(WORK TO BE COMPLETED) Copy out every line exactly, passing over the pictures.
─── SUPPLIED DATA
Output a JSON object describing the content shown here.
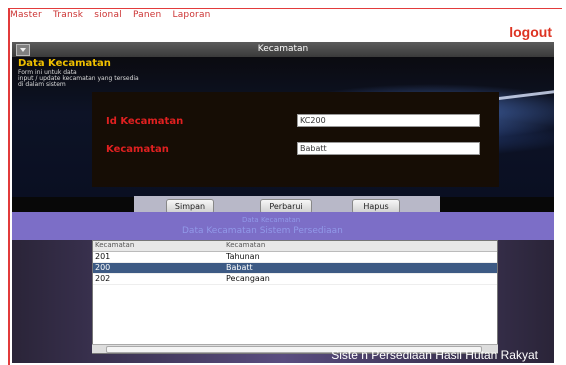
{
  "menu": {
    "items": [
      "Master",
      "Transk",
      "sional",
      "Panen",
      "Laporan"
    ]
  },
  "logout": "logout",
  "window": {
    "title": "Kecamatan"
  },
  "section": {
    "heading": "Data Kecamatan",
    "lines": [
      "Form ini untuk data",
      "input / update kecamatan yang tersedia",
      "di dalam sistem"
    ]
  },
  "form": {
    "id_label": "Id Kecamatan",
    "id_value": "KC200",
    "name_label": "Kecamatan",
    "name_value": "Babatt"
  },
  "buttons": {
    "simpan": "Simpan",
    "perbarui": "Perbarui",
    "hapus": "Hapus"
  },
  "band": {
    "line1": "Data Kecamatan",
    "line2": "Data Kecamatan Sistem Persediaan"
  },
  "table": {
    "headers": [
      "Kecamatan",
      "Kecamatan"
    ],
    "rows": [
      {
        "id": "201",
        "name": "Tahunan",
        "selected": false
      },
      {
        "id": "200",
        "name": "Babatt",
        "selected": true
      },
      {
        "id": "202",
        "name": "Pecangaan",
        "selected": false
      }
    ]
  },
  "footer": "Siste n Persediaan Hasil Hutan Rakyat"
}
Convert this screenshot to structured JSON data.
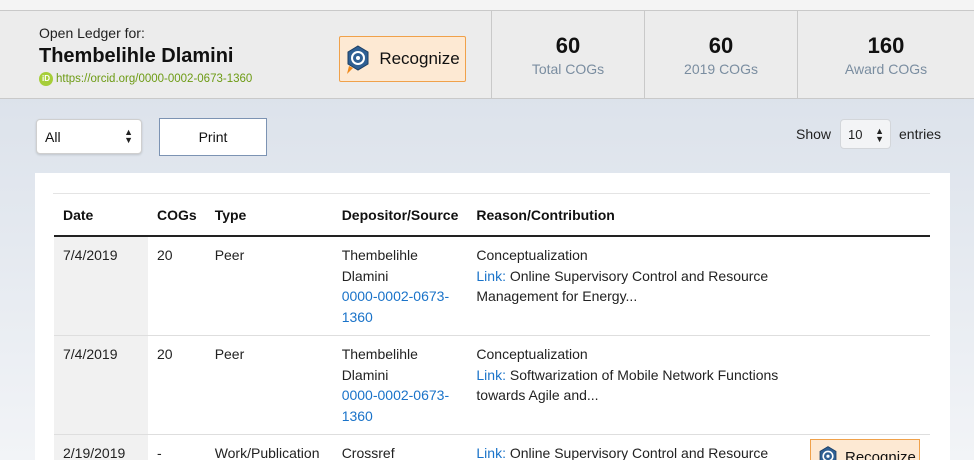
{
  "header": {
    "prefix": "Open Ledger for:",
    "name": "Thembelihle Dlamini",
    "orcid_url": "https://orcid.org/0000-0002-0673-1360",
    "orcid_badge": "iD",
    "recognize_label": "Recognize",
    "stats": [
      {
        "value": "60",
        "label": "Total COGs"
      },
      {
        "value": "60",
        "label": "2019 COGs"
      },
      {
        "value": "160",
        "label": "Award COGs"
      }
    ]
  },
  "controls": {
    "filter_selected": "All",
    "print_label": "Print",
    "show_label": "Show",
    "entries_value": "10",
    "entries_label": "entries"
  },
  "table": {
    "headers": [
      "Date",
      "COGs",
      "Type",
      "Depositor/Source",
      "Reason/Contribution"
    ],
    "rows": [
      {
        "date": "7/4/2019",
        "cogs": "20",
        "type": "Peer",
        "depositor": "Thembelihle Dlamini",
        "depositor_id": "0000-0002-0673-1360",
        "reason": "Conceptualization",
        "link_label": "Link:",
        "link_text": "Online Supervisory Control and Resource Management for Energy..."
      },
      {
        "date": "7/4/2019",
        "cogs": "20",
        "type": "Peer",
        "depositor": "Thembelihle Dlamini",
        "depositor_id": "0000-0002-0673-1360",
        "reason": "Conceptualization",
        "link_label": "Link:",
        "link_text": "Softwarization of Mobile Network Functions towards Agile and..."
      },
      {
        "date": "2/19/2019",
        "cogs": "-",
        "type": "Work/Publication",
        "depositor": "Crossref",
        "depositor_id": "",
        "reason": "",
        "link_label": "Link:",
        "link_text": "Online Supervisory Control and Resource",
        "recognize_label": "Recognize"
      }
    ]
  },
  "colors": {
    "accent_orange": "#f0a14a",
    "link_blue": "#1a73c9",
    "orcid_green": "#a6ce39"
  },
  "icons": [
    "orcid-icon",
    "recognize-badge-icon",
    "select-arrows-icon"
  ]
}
──────
(RESULT OF THE TASK)
Output a JSON object describing the content shown here.
{
  "menu": {
    "items": [
      "Master",
      "Transk",
      "sional",
      "Panen",
      "Laporan"
    ]
  },
  "logout": "logout",
  "window": {
    "title": "Kecamatan"
  },
  "section": {
    "heading": "Data Kecamatan",
    "lines": [
      "Form ini untuk data",
      "input / update kecamatan yang tersedia",
      "di dalam sistem"
    ]
  },
  "form": {
    "id_label": "Id Kecamatan",
    "id_value": "KC200",
    "name_label": "Kecamatan",
    "name_value": "Babatt"
  },
  "buttons": {
    "simpan": "Simpan",
    "perbarui": "Perbarui",
    "hapus": "Hapus"
  },
  "band": {
    "line1": "Data Kecamatan",
    "line2": "Data Kecamatan Sistem Persediaan"
  },
  "table": {
    "headers": [
      "Kecamatan",
      "Kecamatan"
    ],
    "rows": [
      {
        "id": "201",
        "name": "Tahunan",
        "selected": false
      },
      {
        "id": "200",
        "name": "Babatt",
        "selected": true
      },
      {
        "id": "202",
        "name": "Pecangaan",
        "selected": false
      }
    ]
  },
  "footer": "Siste n Persediaan Hasil Hutan Rakyat"
}
Convert this screenshot to structured JSON data.
{
  "header": {
    "prefix": "Open Ledger for:",
    "name": "Thembelihle Dlamini",
    "orcid_url": "https://orcid.org/0000-0002-0673-1360",
    "orcid_badge": "iD",
    "recognize_label": "Recognize",
    "stats": [
      {
        "value": "60",
        "label": "Total COGs"
      },
      {
        "value": "60",
        "label": "2019 COGs"
      },
      {
        "value": "160",
        "label": "Award COGs"
      }
    ]
  },
  "controls": {
    "filter_selected": "All",
    "print_label": "Print",
    "show_label": "Show",
    "entries_value": "10",
    "entries_label": "entries"
  },
  "table": {
    "headers": [
      "Date",
      "COGs",
      "Type",
      "Depositor/Source",
      "Reason/Contribution"
    ],
    "rows": [
      {
        "date": "7/4/2019",
        "cogs": "20",
        "type": "Peer",
        "depositor": "Thembelihle Dlamini",
        "depositor_id": "0000-0002-0673-1360",
        "reason": "Conceptualization",
        "link_label": "Link:",
        "link_text": "Online Supervisory Control and Resource Management for Energy..."
      },
      {
        "date": "7/4/2019",
        "cogs": "20",
        "type": "Peer",
        "depositor": "Thembelihle Dlamini",
        "depositor_id": "0000-0002-0673-1360",
        "reason": "Conceptualization",
        "link_label": "Link:",
        "link_text": "Softwarization of Mobile Network Functions towards Agile and..."
      },
      {
        "date": "2/19/2019",
        "cogs": "-",
        "type": "Work/Publication",
        "depositor": "Crossref",
        "depositor_id": "",
        "reason": "",
        "link_label": "Link:",
        "link_text": "Online Supervisory Control and Resource",
        "recognize_label": "Recognize"
      }
    ]
  },
  "colors": {
    "accent_orange": "#f0a14a",
    "link_blue": "#1a73c9",
    "orcid_green": "#a6ce39"
  },
  "icons": [
    "orcid-icon",
    "recognize-badge-icon",
    "select-arrows-icon"
  ]
}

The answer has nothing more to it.